_SET EXERCISE_. What is the number of lines in the entries below that include the word "matrix"? Provide the number only.

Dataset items
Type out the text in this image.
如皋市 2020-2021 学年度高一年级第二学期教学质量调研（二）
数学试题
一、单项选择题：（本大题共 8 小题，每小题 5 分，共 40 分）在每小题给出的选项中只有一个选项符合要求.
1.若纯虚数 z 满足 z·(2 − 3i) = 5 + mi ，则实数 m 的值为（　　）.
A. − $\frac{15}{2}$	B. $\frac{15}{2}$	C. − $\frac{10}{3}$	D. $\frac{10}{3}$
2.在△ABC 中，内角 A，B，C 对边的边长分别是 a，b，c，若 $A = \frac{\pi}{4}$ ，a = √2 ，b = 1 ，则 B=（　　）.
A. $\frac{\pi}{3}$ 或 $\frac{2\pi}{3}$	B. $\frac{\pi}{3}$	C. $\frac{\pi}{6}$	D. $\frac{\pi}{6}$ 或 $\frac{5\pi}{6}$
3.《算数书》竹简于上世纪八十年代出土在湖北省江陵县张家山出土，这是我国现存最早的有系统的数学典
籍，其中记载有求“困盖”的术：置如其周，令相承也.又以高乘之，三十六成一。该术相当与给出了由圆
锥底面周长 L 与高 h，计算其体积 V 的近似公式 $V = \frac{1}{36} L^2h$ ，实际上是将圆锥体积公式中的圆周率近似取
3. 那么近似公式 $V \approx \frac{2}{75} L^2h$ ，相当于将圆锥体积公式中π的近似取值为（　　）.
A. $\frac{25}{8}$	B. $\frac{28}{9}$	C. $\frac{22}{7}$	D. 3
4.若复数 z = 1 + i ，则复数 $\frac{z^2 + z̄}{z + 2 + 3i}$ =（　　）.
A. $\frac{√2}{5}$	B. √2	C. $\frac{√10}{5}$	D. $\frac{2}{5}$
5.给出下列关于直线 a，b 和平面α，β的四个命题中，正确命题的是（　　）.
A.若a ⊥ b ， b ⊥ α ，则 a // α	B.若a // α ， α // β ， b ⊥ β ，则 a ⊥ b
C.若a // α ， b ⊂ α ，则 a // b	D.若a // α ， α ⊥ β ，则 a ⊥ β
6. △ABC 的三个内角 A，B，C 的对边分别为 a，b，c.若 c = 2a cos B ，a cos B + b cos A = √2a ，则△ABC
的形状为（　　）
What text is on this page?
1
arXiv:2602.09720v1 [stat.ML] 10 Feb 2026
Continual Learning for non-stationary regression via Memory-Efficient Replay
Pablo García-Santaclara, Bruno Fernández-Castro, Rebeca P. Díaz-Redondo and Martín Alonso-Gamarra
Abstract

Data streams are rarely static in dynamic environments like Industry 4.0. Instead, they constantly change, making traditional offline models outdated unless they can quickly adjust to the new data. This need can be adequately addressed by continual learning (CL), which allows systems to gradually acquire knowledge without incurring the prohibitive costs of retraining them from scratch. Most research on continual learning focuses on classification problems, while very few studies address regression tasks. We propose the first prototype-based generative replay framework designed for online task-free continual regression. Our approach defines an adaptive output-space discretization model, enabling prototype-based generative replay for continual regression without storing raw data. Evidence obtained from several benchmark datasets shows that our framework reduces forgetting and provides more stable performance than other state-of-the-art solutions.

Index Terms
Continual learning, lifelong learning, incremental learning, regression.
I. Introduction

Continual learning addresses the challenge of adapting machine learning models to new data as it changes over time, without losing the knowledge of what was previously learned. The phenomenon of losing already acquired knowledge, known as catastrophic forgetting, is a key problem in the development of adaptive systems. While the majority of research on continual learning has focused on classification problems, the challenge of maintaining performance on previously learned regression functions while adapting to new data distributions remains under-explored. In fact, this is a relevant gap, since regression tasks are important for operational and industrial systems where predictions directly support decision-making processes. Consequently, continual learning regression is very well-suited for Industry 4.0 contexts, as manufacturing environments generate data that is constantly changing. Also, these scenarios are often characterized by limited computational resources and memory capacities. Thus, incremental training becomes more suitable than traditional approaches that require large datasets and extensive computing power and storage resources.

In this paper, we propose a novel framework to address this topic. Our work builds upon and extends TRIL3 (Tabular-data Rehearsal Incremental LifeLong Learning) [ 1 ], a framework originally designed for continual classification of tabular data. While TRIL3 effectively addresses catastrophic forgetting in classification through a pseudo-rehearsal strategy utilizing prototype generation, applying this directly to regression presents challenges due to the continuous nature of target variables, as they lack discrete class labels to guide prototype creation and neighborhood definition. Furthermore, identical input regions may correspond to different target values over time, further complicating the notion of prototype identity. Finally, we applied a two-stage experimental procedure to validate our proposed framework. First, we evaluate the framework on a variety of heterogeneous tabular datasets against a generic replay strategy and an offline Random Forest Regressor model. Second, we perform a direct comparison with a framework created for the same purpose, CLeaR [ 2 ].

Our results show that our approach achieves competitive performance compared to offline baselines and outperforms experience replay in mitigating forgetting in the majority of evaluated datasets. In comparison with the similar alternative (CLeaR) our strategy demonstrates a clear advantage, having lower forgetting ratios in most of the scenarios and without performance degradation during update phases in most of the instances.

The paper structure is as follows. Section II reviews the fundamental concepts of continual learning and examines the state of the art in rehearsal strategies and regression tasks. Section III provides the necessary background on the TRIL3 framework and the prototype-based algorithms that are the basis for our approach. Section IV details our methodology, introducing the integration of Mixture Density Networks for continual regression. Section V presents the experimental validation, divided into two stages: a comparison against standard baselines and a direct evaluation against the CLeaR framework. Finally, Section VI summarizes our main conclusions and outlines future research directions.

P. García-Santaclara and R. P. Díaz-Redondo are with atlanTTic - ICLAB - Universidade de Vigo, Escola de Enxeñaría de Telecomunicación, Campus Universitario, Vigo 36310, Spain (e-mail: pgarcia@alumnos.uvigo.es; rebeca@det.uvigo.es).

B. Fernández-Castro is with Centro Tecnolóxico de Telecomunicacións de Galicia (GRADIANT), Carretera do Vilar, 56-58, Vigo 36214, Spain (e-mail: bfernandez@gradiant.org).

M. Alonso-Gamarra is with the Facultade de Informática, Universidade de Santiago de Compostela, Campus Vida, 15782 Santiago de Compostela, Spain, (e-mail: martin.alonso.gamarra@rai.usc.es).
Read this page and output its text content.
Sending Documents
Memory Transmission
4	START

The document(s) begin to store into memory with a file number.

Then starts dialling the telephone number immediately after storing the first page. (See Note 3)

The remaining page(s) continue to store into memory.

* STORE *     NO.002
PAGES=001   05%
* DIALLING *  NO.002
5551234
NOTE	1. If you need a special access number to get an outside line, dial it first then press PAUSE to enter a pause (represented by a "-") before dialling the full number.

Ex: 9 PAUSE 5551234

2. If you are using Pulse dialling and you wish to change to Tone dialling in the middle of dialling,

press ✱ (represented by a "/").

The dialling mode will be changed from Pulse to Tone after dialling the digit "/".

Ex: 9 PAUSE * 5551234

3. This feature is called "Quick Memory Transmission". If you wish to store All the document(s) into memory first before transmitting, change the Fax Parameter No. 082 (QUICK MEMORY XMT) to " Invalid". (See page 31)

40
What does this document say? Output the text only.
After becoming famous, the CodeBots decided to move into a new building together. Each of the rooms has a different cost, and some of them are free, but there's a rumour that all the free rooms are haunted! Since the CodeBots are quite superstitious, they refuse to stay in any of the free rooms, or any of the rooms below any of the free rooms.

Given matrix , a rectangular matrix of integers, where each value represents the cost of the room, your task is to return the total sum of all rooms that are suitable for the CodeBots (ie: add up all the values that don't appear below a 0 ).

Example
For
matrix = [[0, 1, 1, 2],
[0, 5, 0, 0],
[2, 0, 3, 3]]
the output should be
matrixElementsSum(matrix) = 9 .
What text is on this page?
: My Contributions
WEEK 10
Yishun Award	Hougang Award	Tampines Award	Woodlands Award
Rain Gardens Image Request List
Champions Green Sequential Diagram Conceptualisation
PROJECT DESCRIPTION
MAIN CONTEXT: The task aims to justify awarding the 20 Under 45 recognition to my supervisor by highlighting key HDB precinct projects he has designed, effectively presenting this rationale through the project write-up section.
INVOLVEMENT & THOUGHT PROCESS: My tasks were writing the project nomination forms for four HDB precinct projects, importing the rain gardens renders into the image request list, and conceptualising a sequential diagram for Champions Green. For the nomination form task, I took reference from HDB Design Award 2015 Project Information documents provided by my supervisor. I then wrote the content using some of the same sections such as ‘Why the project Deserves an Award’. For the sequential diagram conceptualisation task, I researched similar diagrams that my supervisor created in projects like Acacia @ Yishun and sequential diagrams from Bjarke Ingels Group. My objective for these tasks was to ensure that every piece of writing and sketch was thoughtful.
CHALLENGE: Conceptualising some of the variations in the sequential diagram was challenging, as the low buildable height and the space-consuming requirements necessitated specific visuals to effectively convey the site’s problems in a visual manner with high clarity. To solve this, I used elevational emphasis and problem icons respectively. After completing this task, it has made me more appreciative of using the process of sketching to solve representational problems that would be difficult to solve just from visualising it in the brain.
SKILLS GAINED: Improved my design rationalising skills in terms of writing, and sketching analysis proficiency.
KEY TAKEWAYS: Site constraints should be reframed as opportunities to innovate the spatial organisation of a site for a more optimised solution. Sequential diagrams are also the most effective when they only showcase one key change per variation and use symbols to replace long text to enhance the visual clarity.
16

_REPLY_. 3